**Problem**
Go through the entries below and write each one out exactly.

**Provided records**
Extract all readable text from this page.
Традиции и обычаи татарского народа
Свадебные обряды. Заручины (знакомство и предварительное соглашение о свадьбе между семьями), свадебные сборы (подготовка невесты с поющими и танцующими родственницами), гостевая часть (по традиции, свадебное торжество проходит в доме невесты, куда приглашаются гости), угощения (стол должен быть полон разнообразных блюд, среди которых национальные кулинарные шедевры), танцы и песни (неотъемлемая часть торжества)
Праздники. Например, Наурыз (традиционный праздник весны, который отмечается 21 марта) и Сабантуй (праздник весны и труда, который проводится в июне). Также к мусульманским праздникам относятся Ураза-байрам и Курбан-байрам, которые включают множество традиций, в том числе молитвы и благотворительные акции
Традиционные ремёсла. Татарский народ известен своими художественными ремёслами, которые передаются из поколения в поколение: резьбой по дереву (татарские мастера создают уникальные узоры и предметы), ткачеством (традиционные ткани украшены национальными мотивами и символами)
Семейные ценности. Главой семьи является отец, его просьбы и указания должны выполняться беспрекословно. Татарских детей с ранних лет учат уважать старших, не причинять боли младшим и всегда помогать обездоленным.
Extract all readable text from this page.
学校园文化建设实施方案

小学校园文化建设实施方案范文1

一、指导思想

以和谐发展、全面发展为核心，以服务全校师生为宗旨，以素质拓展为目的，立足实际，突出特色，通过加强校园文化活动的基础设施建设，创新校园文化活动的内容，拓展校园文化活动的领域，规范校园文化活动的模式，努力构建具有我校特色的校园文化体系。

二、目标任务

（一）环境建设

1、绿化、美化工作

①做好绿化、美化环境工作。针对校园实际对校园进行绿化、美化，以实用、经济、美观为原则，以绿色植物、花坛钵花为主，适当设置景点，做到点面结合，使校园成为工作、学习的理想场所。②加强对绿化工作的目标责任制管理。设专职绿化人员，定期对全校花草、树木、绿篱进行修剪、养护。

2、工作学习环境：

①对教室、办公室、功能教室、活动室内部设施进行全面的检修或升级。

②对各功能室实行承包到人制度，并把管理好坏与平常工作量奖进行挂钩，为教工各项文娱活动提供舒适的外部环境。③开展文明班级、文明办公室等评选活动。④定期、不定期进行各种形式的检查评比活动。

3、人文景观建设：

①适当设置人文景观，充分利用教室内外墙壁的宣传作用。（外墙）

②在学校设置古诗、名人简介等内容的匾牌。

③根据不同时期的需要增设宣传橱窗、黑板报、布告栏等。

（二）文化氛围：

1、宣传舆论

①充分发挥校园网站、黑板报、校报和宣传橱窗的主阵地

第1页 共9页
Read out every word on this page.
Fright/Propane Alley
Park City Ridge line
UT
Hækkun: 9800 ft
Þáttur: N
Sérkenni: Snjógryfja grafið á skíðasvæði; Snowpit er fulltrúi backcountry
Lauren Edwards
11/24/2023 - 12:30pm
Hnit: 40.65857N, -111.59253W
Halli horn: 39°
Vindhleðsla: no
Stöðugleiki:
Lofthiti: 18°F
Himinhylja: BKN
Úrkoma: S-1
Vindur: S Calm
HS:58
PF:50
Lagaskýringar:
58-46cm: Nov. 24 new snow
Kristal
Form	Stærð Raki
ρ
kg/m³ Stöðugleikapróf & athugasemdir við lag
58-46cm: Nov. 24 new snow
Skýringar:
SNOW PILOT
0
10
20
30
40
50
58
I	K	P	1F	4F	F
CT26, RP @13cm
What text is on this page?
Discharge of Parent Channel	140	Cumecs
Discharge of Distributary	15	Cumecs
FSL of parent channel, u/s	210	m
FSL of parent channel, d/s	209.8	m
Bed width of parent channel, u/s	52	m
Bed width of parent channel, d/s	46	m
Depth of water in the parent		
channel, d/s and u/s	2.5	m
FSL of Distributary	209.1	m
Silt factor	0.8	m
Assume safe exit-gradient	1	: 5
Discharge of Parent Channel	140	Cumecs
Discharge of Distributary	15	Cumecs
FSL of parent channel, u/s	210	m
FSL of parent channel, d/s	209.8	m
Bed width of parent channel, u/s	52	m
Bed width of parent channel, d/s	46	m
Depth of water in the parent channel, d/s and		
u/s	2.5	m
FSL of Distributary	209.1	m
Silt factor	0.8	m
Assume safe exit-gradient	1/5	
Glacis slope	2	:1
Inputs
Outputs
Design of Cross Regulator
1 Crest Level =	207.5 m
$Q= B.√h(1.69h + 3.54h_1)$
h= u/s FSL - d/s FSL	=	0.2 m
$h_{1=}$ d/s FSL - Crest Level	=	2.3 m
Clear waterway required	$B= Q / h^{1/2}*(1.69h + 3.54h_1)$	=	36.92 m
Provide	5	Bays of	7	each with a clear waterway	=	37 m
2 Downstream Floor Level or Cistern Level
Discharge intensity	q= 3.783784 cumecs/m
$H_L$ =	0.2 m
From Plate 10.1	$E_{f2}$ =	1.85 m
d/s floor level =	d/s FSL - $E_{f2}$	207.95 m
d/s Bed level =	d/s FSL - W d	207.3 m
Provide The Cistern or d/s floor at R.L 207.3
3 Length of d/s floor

**Answer below**
Extract all readable text from this page.
Традиции и обычаи татарского народа
Свадебные обряды. Заручины (знакомство и предварительное соглашение о свадьбе между семьями), свадебные сборы (подготовка невесты с поющими и танцующими родственницами), гостевая часть (по традиции, свадебное торжество проходит в доме невесты, куда приглашаются гости), угощения (стол должен быть полон разнообразных блюд, среди которых национальные кулинарные шедевры), танцы и песни (неотъемлемая часть торжества)
Праздники. Например, Наурыз (традиционный праздник весны, который отмечается 21 марта) и Сабантуй (праздник весны и труда, который проводится в июне). Также к мусульманским праздникам относятся Ураза-байрам и Курбан-байрам, которые включают множество традиций, в том числе молитвы и благотворительные акции
Традиционные ремёсла. Татарский народ известен своими художественными ремёслами, которые передаются из поколения в поколение: резьбой по дереву (татарские мастера создают уникальные узоры и предметы), ткачеством (традиционные ткани украшены национальными мотивами и символами)
Семейные ценности. Главой семьи является отец, его просьбы и указания должны выполняться беспрекословно. Татарских детей с ранних лет учат уважать старших, не причинять боли младшим и всегда помогать обездоленным.
Extract all readable text from this page.
学校园文化建设实施方案

小学校园文化建设实施方案范文1

一、指导思想

以和谐发展、全面发展为核心，以服务全校师生为宗旨，以素质拓展为目的，立足实际，突出特色，通过加强校园文化活动的基础设施建设，创新校园文化活动的内容，拓展校园文化活动的领域，规范校园文化活动的模式，努力构建具有我校特色的校园文化体系。

二、目标任务

（一）环境建设

1、绿化、美化工作

①做好绿化、美化环境工作。针对校园实际对校园进行绿化、美化，以实用、经济、美观为原则，以绿色植物、花坛钵花为主，适当设置景点，做到点面结合，使校园成为工作、学习的理想场所。②加强对绿化工作的目标责任制管理。设专职绿化人员，定期对全校花草、树木、绿篱进行修剪、养护。

2、工作学习环境：

①对教室、办公室、功能教室、活动室内部设施进行全面的检修或升级。

②对各功能室实行承包到人制度，并把管理好坏与平常工作量奖进行挂钩，为教工各项文娱活动提供舒适的外部环境。③开展文明班级、文明办公室等评选活动。④定期、不定期进行各种形式的检查评比活动。

3、人文景观建设：

①适当设置人文景观，充分利用教室内外墙壁的宣传作用。（外墙）

②在学校设置古诗、名人简介等内容的匾牌。

③根据不同时期的需要增设宣传橱窗、黑板报、布告栏等。

（二）文化氛围：

1、宣传舆论

①充分发挥校园网站、黑板报、校报和宣传橱窗的主阵地

第1页 共9页
Read out every word on this page.
Fright/Propane Alley
Park City Ridge line
UT
Hækkun: 9800 ft
Þáttur: N
Sérkenni: Snjógryfja grafið á skíðasvæði; Snowpit er fulltrúi backcountry
Lauren Edwards
11/24/2023 - 12:30pm
Hnit: 40.65857N, -111.59253W
Halli horn: 39°
Vindhleðsla: no
Stöðugleiki:
Lofthiti: 18°F
Himinhylja: BKN
Úrkoma: S-1
Vindur: S Calm
HS:58
PF:50
Lagaskýringar:
58-46cm: Nov. 24 new snow
Kristal
Form	Stærð Raki
ρ
kg/m³ Stöðugleikapróf & athugasemdir við lag
58-46cm: Nov. 24 new snow
Skýringar:
SNOW PILOT
0
10
20
30
40
50
58
I	K	P	1F	4F	F
CT26, RP @13cm
What text is on this page?
Discharge of Parent Channel	140	Cumecs
Discharge of Distributary	15	Cumecs
FSL of parent channel, u/s	210	m
FSL of parent channel, d/s	209.8	m
Bed width of parent channel, u/s	52	m
Bed width of parent channel, d/s	46	m
Depth of water in the parent		
channel, d/s and u/s	2.5	m
FSL of Distributary	209.1	m
Silt factor	0.8	m
Assume safe exit-gradient	1	: 5
Discharge of Parent Channel	140	Cumecs
Discharge of Distributary	15	Cumecs
FSL of parent channel, u/s	210	m
FSL of parent channel, d/s	209.8	m
Bed width of parent channel, u/s	52	m
Bed width of parent channel, d/s	46	m
Depth of water in the parent channel, d/s and		
u/s	2.5	m
FSL of Distributary	209.1	m
Silt factor	0.8	m
Assume safe exit-gradient	1/5	
Glacis slope	2	:1
Inputs
Outputs
Design of Cross Regulator
1 Crest Level =	207.5 m
$Q= B.√h(1.69h + 3.54h_1)$
h= u/s FSL - d/s FSL	=	0.2 m
$h_{1=}$ d/s FSL - Crest Level	=	2.3 m
Clear waterway required	$B= Q / h^{1/2}*(1.69h + 3.54h_1)$	=	36.92 m
Provide	5	Bays of	7	each with a clear waterway	=	37 m
2 Downstream Floor Level or Cistern Level
Discharge intensity	q= 3.783784 cumecs/m
$H_L$ =	0.2 m
From Plate 10.1	$E_{f2}$ =	1.85 m
d/s floor level =	d/s FSL - $E_{f2}$	207.95 m
d/s Bed level =	d/s FSL - W d	207.3 m
Provide The Cistern or d/s floor at R.L 207.3
3 Length of d/s floor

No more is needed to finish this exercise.